DATASET EXCERPTS:
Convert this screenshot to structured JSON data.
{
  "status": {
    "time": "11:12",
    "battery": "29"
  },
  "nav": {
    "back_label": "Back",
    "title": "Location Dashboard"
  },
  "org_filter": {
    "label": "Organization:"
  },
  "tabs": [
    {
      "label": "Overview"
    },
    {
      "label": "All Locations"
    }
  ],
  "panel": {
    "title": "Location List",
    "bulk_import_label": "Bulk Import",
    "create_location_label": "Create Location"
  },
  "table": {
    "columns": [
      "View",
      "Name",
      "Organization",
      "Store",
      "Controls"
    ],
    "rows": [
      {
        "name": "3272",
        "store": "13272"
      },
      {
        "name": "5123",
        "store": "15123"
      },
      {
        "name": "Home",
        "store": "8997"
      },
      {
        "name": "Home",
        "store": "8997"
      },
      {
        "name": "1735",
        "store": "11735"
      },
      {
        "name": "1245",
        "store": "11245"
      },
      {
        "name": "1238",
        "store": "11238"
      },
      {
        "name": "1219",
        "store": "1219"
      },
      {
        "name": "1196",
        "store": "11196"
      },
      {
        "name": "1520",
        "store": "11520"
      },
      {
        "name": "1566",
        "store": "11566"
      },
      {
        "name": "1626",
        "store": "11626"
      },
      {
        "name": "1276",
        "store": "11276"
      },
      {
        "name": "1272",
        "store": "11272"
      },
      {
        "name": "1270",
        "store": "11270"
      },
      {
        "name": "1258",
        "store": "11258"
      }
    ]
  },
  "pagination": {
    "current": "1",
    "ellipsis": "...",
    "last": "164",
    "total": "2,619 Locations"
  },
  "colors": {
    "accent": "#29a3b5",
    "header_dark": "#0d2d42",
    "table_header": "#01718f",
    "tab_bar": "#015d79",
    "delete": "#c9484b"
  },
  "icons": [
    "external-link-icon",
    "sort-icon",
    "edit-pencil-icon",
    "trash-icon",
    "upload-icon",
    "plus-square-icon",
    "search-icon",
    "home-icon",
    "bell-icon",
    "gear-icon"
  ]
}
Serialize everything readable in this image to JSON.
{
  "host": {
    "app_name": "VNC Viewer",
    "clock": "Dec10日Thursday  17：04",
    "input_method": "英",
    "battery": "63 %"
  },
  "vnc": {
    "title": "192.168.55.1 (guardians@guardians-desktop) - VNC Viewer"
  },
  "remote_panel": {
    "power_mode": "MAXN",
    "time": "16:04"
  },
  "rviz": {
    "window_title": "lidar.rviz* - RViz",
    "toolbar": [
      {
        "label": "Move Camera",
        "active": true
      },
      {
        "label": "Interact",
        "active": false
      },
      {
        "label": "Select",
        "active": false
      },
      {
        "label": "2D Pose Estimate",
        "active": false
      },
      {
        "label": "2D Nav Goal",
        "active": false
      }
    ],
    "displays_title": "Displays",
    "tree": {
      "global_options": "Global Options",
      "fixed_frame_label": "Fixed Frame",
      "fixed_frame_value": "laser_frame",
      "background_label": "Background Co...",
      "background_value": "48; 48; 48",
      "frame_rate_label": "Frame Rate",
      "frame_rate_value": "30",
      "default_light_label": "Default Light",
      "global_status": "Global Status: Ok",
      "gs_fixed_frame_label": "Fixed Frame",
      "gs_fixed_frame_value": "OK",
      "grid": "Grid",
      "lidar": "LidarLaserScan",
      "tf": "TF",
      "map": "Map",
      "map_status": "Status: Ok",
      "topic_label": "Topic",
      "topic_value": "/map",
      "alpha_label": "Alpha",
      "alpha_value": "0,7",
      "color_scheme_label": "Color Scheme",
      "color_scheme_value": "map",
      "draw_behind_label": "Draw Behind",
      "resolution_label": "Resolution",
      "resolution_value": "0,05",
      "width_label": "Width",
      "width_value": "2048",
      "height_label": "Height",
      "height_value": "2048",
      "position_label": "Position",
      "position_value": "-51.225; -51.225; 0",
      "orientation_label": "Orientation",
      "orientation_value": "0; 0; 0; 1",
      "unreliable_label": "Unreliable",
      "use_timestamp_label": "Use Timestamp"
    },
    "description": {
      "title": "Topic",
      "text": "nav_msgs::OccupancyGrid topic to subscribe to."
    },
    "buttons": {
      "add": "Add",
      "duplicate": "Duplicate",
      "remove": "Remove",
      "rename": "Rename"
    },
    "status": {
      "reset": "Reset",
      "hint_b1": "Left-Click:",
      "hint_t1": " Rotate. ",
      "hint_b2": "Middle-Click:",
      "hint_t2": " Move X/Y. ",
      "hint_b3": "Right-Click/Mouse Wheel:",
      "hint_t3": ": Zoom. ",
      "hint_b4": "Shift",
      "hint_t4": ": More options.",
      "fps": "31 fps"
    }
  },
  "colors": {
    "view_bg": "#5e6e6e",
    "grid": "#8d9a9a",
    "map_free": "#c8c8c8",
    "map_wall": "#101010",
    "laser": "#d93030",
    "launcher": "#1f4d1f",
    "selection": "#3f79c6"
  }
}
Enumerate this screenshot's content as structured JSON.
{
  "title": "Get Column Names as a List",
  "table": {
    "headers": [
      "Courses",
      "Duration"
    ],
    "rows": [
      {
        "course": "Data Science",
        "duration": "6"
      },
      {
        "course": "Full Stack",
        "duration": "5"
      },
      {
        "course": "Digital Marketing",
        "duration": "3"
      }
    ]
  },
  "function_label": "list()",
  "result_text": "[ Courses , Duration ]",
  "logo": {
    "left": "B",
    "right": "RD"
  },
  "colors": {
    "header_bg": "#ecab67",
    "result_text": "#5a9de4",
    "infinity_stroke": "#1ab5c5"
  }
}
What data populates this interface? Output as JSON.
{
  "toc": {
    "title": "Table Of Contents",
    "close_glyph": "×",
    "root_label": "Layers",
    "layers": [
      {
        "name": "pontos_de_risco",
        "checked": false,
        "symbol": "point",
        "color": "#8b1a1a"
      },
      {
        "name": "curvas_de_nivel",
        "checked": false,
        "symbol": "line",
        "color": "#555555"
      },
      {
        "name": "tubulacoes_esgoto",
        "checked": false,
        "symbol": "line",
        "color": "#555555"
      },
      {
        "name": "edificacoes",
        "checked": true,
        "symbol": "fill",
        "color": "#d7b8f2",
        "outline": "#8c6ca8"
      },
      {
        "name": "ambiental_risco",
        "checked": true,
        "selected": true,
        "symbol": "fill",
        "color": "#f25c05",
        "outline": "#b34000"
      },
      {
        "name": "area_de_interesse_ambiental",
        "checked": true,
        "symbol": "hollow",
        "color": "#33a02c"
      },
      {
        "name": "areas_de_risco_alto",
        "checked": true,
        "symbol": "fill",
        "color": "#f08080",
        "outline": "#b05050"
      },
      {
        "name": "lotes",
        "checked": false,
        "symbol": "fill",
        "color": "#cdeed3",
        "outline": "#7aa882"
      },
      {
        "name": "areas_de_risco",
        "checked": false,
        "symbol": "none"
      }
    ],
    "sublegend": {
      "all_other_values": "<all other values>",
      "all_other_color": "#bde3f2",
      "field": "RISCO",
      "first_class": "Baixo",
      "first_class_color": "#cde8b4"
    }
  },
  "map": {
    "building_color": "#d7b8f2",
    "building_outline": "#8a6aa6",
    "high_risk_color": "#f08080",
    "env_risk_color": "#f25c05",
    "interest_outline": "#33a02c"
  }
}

YOUR OBJECTIVE: Write out the entries in full, exactly as given.

WRITTEN SOLUTION:
Convert this screenshot to structured JSON data.
{
  "status": {
    "time": "11:12",
    "battery": "29"
  },
  "nav": {
    "back_label": "Back",
    "title": "Location Dashboard"
  },
  "org_filter": {
    "label": "Organization:"
  },
  "tabs": [
    {
      "label": "Overview"
    },
    {
      "label": "All Locations"
    }
  ],
  "panel": {
    "title": "Location List",
    "bulk_import_label": "Bulk Import",
    "create_location_label": "Create Location"
  },
  "table": {
    "columns": [
      "View",
      "Name",
      "Organization",
      "Store",
      "Controls"
    ],
    "rows": [
      {
        "name": "3272",
        "store": "13272"
      },
      {
        "name": "5123",
        "store": "15123"
      },
      {
        "name": "Home",
        "store": "8997"
      },
      {
        "name": "Home",
        "store": "8997"
      },
      {
        "name": "1735",
        "store": "11735"
      },
      {
        "name": "1245",
        "store": "11245"
      },
      {
        "name": "1238",
        "store": "11238"
      },
      {
        "name": "1219",
        "store": "1219"
      },
      {
        "name": "1196",
        "store": "11196"
      },
      {
        "name": "1520",
        "store": "11520"
      },
      {
        "name": "1566",
        "store": "11566"
      },
      {
        "name": "1626",
        "store": "11626"
      },
      {
        "name": "1276",
        "store": "11276"
      },
      {
        "name": "1272",
        "store": "11272"
      },
      {
        "name": "1270",
        "store": "11270"
      },
      {
        "name": "1258",
        "store": "11258"
      }
    ]
  },
  "pagination": {
    "current": "1",
    "ellipsis": "...",
    "last": "164",
    "total": "2,619 Locations"
  },
  "colors": {
    "accent": "#29a3b5",
    "header_dark": "#0d2d42",
    "table_header": "#01718f",
    "tab_bar": "#015d79",
    "delete": "#c9484b"
  },
  "icons": [
    "external-link-icon",
    "sort-icon",
    "edit-pencil-icon",
    "trash-icon",
    "upload-icon",
    "plus-square-icon",
    "search-icon",
    "home-icon",
    "bell-icon",
    "gear-icon"
  ]
}
Serialize everything readable in this image to JSON.
{
  "host": {
    "app_name": "VNC Viewer",
    "clock": "Dec10日Thursday  17：04",
    "input_method": "英",
    "battery": "63 %"
  },
  "vnc": {
    "title": "192.168.55.1 (guardians@guardians-desktop) - VNC Viewer"
  },
  "remote_panel": {
    "power_mode": "MAXN",
    "time": "16:04"
  },
  "rviz": {
    "window_title": "lidar.rviz* - RViz",
    "toolbar": [
      {
        "label": "Move Camera",
        "active": true
      },
      {
        "label": "Interact",
        "active": false
      },
      {
        "label": "Select",
        "active": false
      },
      {
        "label": "2D Pose Estimate",
        "active": false
      },
      {
        "label": "2D Nav Goal",
        "active": false
      }
    ],
    "displays_title": "Displays",
    "tree": {
      "global_options": "Global Options",
      "fixed_frame_label": "Fixed Frame",
      "fixed_frame_value": "laser_frame",
      "background_label": "Background Co...",
      "background_value": "48; 48; 48",
      "frame_rate_label": "Frame Rate",
      "frame_rate_value": "30",
      "default_light_label": "Default Light",
      "global_status": "Global Status: Ok",
      "gs_fixed_frame_label": "Fixed Frame",
      "gs_fixed_frame_value": "OK",
      "grid": "Grid",
      "lidar": "LidarLaserScan",
      "tf": "TF",
      "map": "Map",
      "map_status": "Status: Ok",
      "topic_label": "Topic",
      "topic_value": "/map",
      "alpha_label": "Alpha",
      "alpha_value": "0,7",
      "color_scheme_label": "Color Scheme",
      "color_scheme_value": "map",
      "draw_behind_label": "Draw Behind",
      "resolution_label": "Resolution",
      "resolution_value": "0,05",
      "width_label": "Width",
      "width_value": "2048",
      "height_label": "Height",
      "height_value": "2048",
      "position_label": "Position",
      "position_value": "-51.225; -51.225; 0",
      "orientation_label": "Orientation",
      "orientation_value": "0; 0; 0; 1",
      "unreliable_label": "Unreliable",
      "use_timestamp_label": "Use Timestamp"
    },
    "description": {
      "title": "Topic",
      "text": "nav_msgs::OccupancyGrid topic to subscribe to."
    },
    "buttons": {
      "add": "Add",
      "duplicate": "Duplicate",
      "remove": "Remove",
      "rename": "Rename"
    },
    "status": {
      "reset": "Reset",
      "hint_b1": "Left-Click:",
      "hint_t1": " Rotate. ",
      "hint_b2": "Middle-Click:",
      "hint_t2": " Move X/Y. ",
      "hint_b3": "Right-Click/Mouse Wheel:",
      "hint_t3": ": Zoom. ",
      "hint_b4": "Shift",
      "hint_t4": ": More options.",
      "fps": "31 fps"
    }
  },
  "colors": {
    "view_bg": "#5e6e6e",
    "grid": "#8d9a9a",
    "map_free": "#c8c8c8",
    "map_wall": "#101010",
    "laser": "#d93030",
    "launcher": "#1f4d1f",
    "selection": "#3f79c6"
  }
}
Enumerate this screenshot's content as structured JSON.
{
  "title": "Get Column Names as a List",
  "table": {
    "headers": [
      "Courses",
      "Duration"
    ],
    "rows": [
      {
        "course": "Data Science",
        "duration": "6"
      },
      {
        "course": "Full Stack",
        "duration": "5"
      },
      {
        "course": "Digital Marketing",
        "duration": "3"
      }
    ]
  },
  "function_label": "list()",
  "result_text": "[ Courses , Duration ]",
  "logo": {
    "left": "B",
    "right": "RD"
  },
  "colors": {
    "header_bg": "#ecab67",
    "result_text": "#5a9de4",
    "infinity_stroke": "#1ab5c5"
  }
}
What data populates this interface? Output as JSON.
{
  "toc": {
    "title": "Table Of Contents",
    "close_glyph": "×",
    "root_label": "Layers",
    "layers": [
      {
        "name": "pontos_de_risco",
        "checked": false,
        "symbol": "point",
        "color": "#8b1a1a"
      },
      {
        "name": "curvas_de_nivel",
        "checked": false,
        "symbol": "line",
        "color": "#555555"
      },
      {
        "name": "tubulacoes_esgoto",
        "checked": false,
        "symbol": "line",
        "color": "#555555"
      },
      {
        "name": "edificacoes",
        "checked": true,
        "symbol": "fill",
        "color": "#d7b8f2",
        "outline": "#8c6ca8"
      },
      {
        "name": "ambiental_risco",
        "checked": true,
        "selected": true,
        "symbol": "fill",
        "color": "#f25c05",
        "outline": "#b34000"
      },
      {
        "name": "area_de_interesse_ambiental",
        "checked": true,
        "symbol": "hollow",
        "color": "#33a02c"
      },
      {
        "name": "areas_de_risco_alto",
        "checked": true,
        "symbol": "fill",
        "color": "#f08080",
        "outline": "#b05050"
      },
      {
        "name": "lotes",
        "checked": false,
        "symbol": "fill",
        "color": "#cdeed3",
        "outline": "#7aa882"
      },
      {
        "name": "areas_de_risco",
        "checked": false,
        "symbol": "none"
      }
    ],
    "sublegend": {
      "all_other_values": "<all other values>",
      "all_other_color": "#bde3f2",
      "field": "RISCO",
      "first_class": "Baixo",
      "first_class_color": "#cde8b4"
    }
  },
  "map": {
    "building_color": "#d7b8f2",
    "building_outline": "#8a6aa6",
    "high_risk_color": "#f08080",
    "env_risk_color": "#f25c05",
    "interest_outline": "#33a02c"
  }
}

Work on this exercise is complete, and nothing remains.